Recorded data

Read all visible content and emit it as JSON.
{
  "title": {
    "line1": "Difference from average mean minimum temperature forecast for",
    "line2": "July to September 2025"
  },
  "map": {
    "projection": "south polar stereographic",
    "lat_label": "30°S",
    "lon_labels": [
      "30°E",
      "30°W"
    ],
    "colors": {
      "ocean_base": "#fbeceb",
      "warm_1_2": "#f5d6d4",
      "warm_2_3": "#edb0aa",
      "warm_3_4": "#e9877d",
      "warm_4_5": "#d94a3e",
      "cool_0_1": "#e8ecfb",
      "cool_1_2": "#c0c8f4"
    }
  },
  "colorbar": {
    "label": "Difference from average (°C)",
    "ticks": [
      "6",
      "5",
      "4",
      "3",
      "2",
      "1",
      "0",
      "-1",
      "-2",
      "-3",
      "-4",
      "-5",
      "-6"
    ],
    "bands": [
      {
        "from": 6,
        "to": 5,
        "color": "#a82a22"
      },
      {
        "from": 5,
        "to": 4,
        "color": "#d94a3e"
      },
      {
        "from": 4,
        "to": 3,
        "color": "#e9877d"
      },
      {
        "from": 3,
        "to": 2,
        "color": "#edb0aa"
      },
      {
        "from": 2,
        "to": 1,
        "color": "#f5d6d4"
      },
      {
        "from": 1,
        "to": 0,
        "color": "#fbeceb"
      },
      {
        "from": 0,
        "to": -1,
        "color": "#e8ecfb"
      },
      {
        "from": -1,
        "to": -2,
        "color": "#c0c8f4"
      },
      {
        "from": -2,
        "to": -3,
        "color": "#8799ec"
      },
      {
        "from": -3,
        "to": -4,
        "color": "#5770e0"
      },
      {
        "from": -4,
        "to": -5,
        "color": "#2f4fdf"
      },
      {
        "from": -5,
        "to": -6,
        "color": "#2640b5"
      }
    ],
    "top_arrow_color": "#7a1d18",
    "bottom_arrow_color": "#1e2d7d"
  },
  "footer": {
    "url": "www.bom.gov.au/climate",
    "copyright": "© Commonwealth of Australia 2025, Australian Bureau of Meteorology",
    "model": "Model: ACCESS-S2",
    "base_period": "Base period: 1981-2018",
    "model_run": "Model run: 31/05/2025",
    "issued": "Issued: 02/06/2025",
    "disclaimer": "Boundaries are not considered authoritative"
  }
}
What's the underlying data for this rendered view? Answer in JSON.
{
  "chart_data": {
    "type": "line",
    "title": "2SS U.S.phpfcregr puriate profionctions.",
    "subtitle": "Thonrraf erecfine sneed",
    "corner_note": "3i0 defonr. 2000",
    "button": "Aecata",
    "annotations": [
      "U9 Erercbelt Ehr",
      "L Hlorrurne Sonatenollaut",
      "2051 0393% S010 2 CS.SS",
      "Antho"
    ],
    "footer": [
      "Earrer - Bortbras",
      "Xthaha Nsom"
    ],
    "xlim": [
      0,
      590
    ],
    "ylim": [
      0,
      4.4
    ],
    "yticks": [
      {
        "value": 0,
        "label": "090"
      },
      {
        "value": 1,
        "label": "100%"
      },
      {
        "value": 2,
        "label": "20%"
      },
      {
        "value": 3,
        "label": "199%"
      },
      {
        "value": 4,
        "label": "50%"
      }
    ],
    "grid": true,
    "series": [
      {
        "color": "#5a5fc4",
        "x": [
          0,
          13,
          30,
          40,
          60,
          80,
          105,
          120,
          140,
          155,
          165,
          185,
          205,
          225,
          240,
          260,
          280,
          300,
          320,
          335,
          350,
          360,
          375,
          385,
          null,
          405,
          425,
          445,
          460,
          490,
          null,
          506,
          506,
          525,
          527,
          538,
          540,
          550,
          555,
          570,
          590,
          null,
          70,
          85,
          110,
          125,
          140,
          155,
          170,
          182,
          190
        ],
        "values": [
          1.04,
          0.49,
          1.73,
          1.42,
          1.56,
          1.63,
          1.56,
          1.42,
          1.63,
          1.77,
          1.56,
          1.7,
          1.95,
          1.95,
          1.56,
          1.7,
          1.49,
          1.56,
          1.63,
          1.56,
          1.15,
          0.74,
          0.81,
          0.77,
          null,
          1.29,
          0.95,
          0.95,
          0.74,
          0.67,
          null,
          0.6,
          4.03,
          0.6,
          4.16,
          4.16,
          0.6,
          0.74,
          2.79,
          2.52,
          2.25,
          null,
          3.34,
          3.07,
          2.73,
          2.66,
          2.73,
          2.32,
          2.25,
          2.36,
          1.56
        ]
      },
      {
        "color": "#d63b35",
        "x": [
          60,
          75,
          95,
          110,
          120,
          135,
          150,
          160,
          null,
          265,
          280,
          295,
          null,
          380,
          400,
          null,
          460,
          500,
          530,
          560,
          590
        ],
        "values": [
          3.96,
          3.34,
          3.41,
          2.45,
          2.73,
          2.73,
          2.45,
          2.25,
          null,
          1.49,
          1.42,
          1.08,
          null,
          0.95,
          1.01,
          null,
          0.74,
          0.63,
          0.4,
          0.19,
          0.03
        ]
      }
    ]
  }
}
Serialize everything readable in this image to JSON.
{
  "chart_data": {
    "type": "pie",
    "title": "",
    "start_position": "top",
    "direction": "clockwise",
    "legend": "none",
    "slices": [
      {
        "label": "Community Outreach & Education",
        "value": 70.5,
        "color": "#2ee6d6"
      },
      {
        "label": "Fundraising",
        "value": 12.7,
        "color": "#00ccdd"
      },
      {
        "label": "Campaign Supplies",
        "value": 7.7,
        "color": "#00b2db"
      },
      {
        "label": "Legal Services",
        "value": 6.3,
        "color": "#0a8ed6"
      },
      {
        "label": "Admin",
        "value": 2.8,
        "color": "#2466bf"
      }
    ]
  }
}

▶ _TASK_
Reproduce all the data word for word.

▶ _SOLUTION TO THIS PROBLEM_
Read all visible content and emit it as JSON.
{
  "title": {
    "line1": "Difference from average mean minimum temperature forecast for",
    "line2": "July to September 2025"
  },
  "map": {
    "projection": "south polar stereographic",
    "lat_label": "30°S",
    "lon_labels": [
      "30°E",
      "30°W"
    ],
    "colors": {
      "ocean_base": "#fbeceb",
      "warm_1_2": "#f5d6d4",
      "warm_2_3": "#edb0aa",
      "warm_3_4": "#e9877d",
      "warm_4_5": "#d94a3e",
      "cool_0_1": "#e8ecfb",
      "cool_1_2": "#c0c8f4"
    }
  },
  "colorbar": {
    "label": "Difference from average (°C)",
    "ticks": [
      "6",
      "5",
      "4",
      "3",
      "2",
      "1",
      "0",
      "-1",
      "-2",
      "-3",
      "-4",
      "-5",
      "-6"
    ],
    "bands": [
      {
        "from": 6,
        "to": 5,
        "color": "#a82a22"
      },
      {
        "from": 5,
        "to": 4,
        "color": "#d94a3e"
      },
      {
        "from": 4,
        "to": 3,
        "color": "#e9877d"
      },
      {
        "from": 3,
        "to": 2,
        "color": "#edb0aa"
      },
      {
        "from": 2,
        "to": 1,
        "color": "#f5d6d4"
      },
      {
        "from": 1,
        "to": 0,
        "color": "#fbeceb"
      },
      {
        "from": 0,
        "to": -1,
        "color": "#e8ecfb"
      },
      {
        "from": -1,
        "to": -2,
        "color": "#c0c8f4"
      },
      {
        "from": -2,
        "to": -3,
        "color": "#8799ec"
      },
      {
        "from": -3,
        "to": -4,
        "color": "#5770e0"
      },
      {
        "from": -4,
        "to": -5,
        "color": "#2f4fdf"
      },
      {
        "from": -5,
        "to": -6,
        "color": "#2640b5"
      }
    ],
    "top_arrow_color": "#7a1d18",
    "bottom_arrow_color": "#1e2d7d"
  },
  "footer": {
    "url": "www.bom.gov.au/climate",
    "copyright": "© Commonwealth of Australia 2025, Australian Bureau of Meteorology",
    "model": "Model: ACCESS-S2",
    "base_period": "Base period: 1981-2018",
    "model_run": "Model run: 31/05/2025",
    "issued": "Issued: 02/06/2025",
    "disclaimer": "Boundaries are not considered authoritative"
  }
}
What's the underlying data for this rendered view? Answer in JSON.
{
  "chart_data": {
    "type": "line",
    "title": "2SS U.S.phpfcregr puriate profionctions.",
    "subtitle": "Thonrraf erecfine sneed",
    "corner_note": "3i0 defonr. 2000",
    "button": "Aecata",
    "annotations": [
      "U9 Erercbelt Ehr",
      "L Hlorrurne Sonatenollaut",
      "2051 0393% S010 2 CS.SS",
      "Antho"
    ],
    "footer": [
      "Earrer - Bortbras",
      "Xthaha Nsom"
    ],
    "xlim": [
      0,
      590
    ],
    "ylim": [
      0,
      4.4
    ],
    "yticks": [
      {
        "value": 0,
        "label": "090"
      },
      {
        "value": 1,
        "label": "100%"
      },
      {
        "value": 2,
        "label": "20%"
      },
      {
        "value": 3,
        "label": "199%"
      },
      {
        "value": 4,
        "label": "50%"
      }
    ],
    "grid": true,
    "series": [
      {
        "color": "#5a5fc4",
        "x": [
          0,
          13,
          30,
          40,
          60,
          80,
          105,
          120,
          140,
          155,
          165,
          185,
          205,
          225,
          240,
          260,
          280,
          300,
          320,
          335,
          350,
          360,
          375,
          385,
          null,
          405,
          425,
          445,
          460,
          490,
          null,
          506,
          506,
          525,
          527,
          538,
          540,
          550,
          555,
          570,
          590,
          null,
          70,
          85,
          110,
          125,
          140,
          155,
          170,
          182,
          190
        ],
        "values": [
          1.04,
          0.49,
          1.73,
          1.42,
          1.56,
          1.63,
          1.56,
          1.42,
          1.63,
          1.77,
          1.56,
          1.7,
          1.95,
          1.95,
          1.56,
          1.7,
          1.49,
          1.56,
          1.63,
          1.56,
          1.15,
          0.74,
          0.81,
          0.77,
          null,
          1.29,
          0.95,
          0.95,
          0.74,
          0.67,
          null,
          0.6,
          4.03,
          0.6,
          4.16,
          4.16,
          0.6,
          0.74,
          2.79,
          2.52,
          2.25,
          null,
          3.34,
          3.07,
          2.73,
          2.66,
          2.73,
          2.32,
          2.25,
          2.36,
          1.56
        ]
      },
      {
        "color": "#d63b35",
        "x": [
          60,
          75,
          95,
          110,
          120,
          135,
          150,
          160,
          null,
          265,
          280,
          295,
          null,
          380,
          400,
          null,
          460,
          500,
          530,
          560,
          590
        ],
        "values": [
          3.96,
          3.34,
          3.41,
          2.45,
          2.73,
          2.73,
          2.45,
          2.25,
          null,
          1.49,
          1.42,
          1.08,
          null,
          0.95,
          1.01,
          null,
          0.74,
          0.63,
          0.4,
          0.19,
          0.03
        ]
      }
    ]
  }
}
Serialize everything readable in this image to JSON.
{
  "chart_data": {
    "type": "pie",
    "title": "",
    "start_position": "top",
    "direction": "clockwise",
    "legend": "none",
    "slices": [
      {
        "label": "Community Outreach & Education",
        "value": 70.5,
        "color": "#2ee6d6"
      },
      {
        "label": "Fundraising",
        "value": 12.7,
        "color": "#00ccdd"
      },
      {
        "label": "Campaign Supplies",
        "value": 7.7,
        "color": "#00b2db"
      },
      {
        "label": "Legal Services",
        "value": 6.3,
        "color": "#0a8ed6"
      },
      {
        "label": "Admin",
        "value": 2.8,
        "color": "#2466bf"
      }
    ]
  }
}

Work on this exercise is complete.